Copy out each line of the material in which the word "Clara" appears.

[Extracted data entries]
+--

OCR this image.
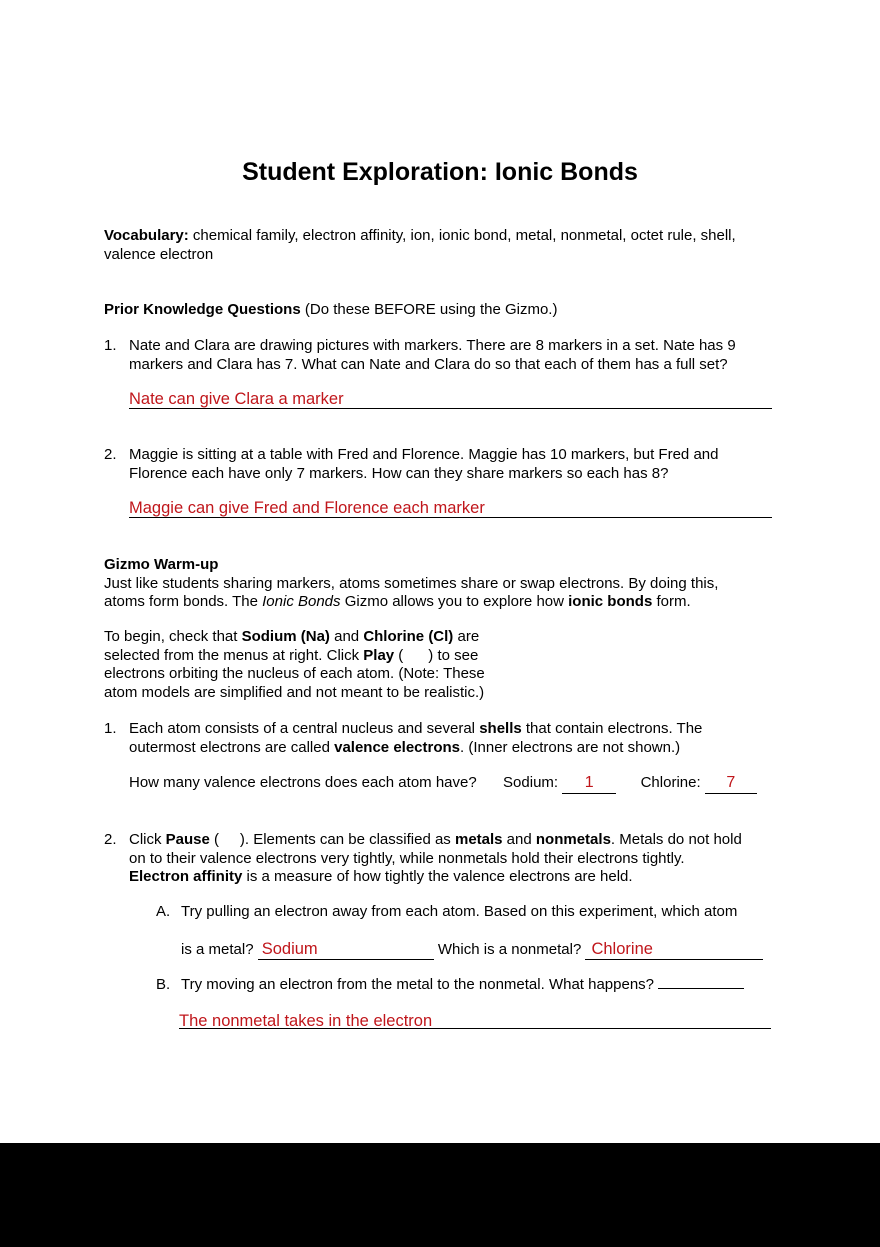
Student Exploration: Ionic Bonds
Vocabulary: chemical family, electron affinity, ion, ionic bond, metal, nonmetal, octet rule, shell,
valence electron
Prior Knowledge Questions (Do these BEFORE using the Gizmo.)
1. Nate and Clara are drawing pictures with markers. There are 8 markers in a set. Nate has 9
markers and Clara has 7. What can Nate and Clara do so that each of them has a full set?
Nate can give Clara a marker
2. Maggie is sitting at a table with Fred and Florence. Maggie has 10 markers, but Fred and
Florence each have only 7 markers. How can they share markers so each has 8?
Maggie can give Fred and Florence each marker
Gizmo Warm-up
Just like students sharing markers, atoms sometimes share or swap electrons. By doing this,
atoms form bonds. The Ionic Bonds Gizmo allows you to explore how ionic bonds form.
To begin, check that Sodium (Na) and Chlorine (Cl) are
selected from the menus at right. Click Play (      ) to see
electrons orbiting the nucleus of each atom. (Note: These
atom models are simplified and not meant to be realistic.)
1. Each atom consists of a central nucleus and several shells that contain electrons. The
outermost electrons are called valence electrons. (Inner electrons are not shown.)
How many valence electrons does each atom have? Sodium: 1	Chlorine: 7
2. Click Pause (     ). Elements can be classified as metals and nonmetals. Metals do not hold
on to their valence electrons very tightly, while nonmetals hold their electrons tightly.
Electron affinity is a measure of how tightly the valence electrons are held.
A. Try pulling an electron away from each atom. Based on this experiment, which atom
is a metal? Sodium	Which is a nonmetal? Chlorine
B. Try moving an electron from the metal to the nonmetal. What happens?
The nonmetal takes in the electron
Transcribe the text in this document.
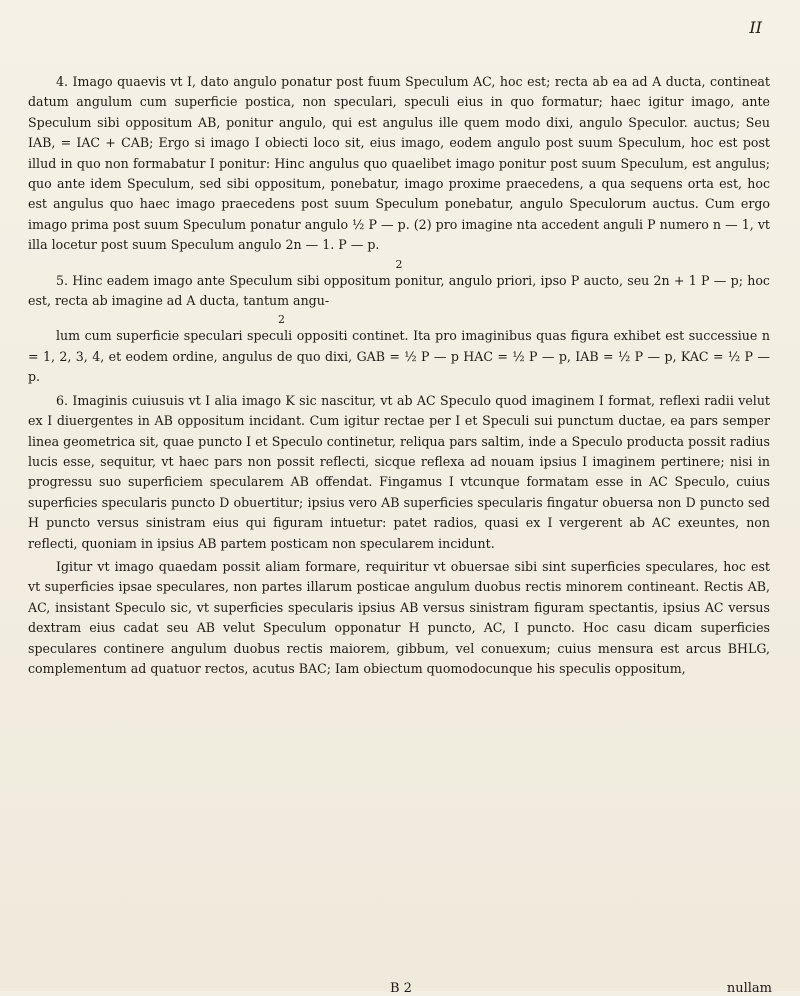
II

4. Imago quaevis vt I, dato angulo ponatur post fuum Speculum AC, hoc est; recta ab ea ad A ducta, contineat datum angulum cum superficie postica, non speculari, speculi eius in quo formatur; haec igitur imago, ante Speculum sibi oppositum AB, ponitur angulo, qui est angulus ille quem modo dixi, angulo Speculor. auctus; Seu IAB, = IAC + CAB; Ergo si imago I obiecti loco sit, eius imago, eodem angulo post suum Speculum, hoc est post illud in quo non formabatur I ponitur: Hinc angulus quo quaelibet imago ponitur post suum Speculum, est angulus; quo ante idem Speculum, sed sibi oppositum, ponebatur, imago proxime praecedens, a qua sequens orta est, hoc est angulus quo haec imago praecedens post suum Speculum ponebatur, angulo Speculorum auctus. Cum ergo imago prima post suum Speculum ponatur angulo ½ P — p. (2) pro imagine nta accedent anguli P numero n — 1, vt illa locetur post suum Speculum angulo 2n — 1. P — p.

2

5. Hinc eadem imago ante Speculum sibi oppositum ponitur, angulo priori, ipso P aucto, seu 2n + 1 P — p; hoc est, recta ab imagine ad A ducta, tantum angu-

2

lum cum superficie speculari speculi oppositi continet. Ita pro imaginibus quas figura exhibet est successiue n = 1, 2, 3, 4, et eodem ordine, angulus de quo dixi, GAB = ½ P — p HAC = ½ P — p, IAB = ½ P — p, KAC = ½ P — p.

6. Imaginis cuiusuis vt I alia imago K sic nascitur, vt ab AC Speculo quod imaginem I format, reflexi radii velut ex I diuergentes in AB oppositum incidant. Cum igitur rectae per I et Speculi sui punctum ductae, ea pars semper linea geometrica sit, quae puncto I et Speculo continetur, reliqua pars saltim, inde a Speculo producta possit radius lucis esse, sequitur, vt haec pars non possit reflecti, sicque reflexa ad nouam ipsius I imaginem pertinere; nisi in progressu suo superficiem specularem AB offendat. Fingamus I vtcunque formatam esse in AC Speculo, cuius superficies specularis puncto D obuertitur; ipsius vero AB superficies specularis fingatur obuersa non D puncto sed H puncto versus sinistram eius qui figuram intuetur: patet radios, quasi ex I vergerent ab AC exeuntes, non reflecti, quoniam in ipsius AB partem posticam non specularem incidunt.

Igitur vt imago quaedam possit aliam formare, requiritur vt obuersae sibi sint superficies speculares, hoc est vt superficies ipsae speculares, non partes illarum posticae angulum duobus rectis minorem contineant. Rectis AB, AC, insistant Speculo sic, vt superficies specularis ipsius AB versus sinistram figuram spectantis, ipsius AC versus dextram eius cadat seu AB velut Speculum opponatur H puncto, AC, I puncto. Hoc casu dicam superficies speculares continere angulum duobus rectis maiorem, gibbum, vel conuexum; cuius mensura est arcus BHLG, complementum ad quatuor rectos, acutus BAC; Iam obiectum quomodocunque his speculis oppositum,

B 2	nullam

+--

ANSWER TO THIS TASK =>
1. Nate and Clara are drawing pictures with markers. There are 8 markers in a set. Nate has 9
markers and Clara has 7. What can Nate and Clara do so that each of them has a full set?
Nate can give Clara a marker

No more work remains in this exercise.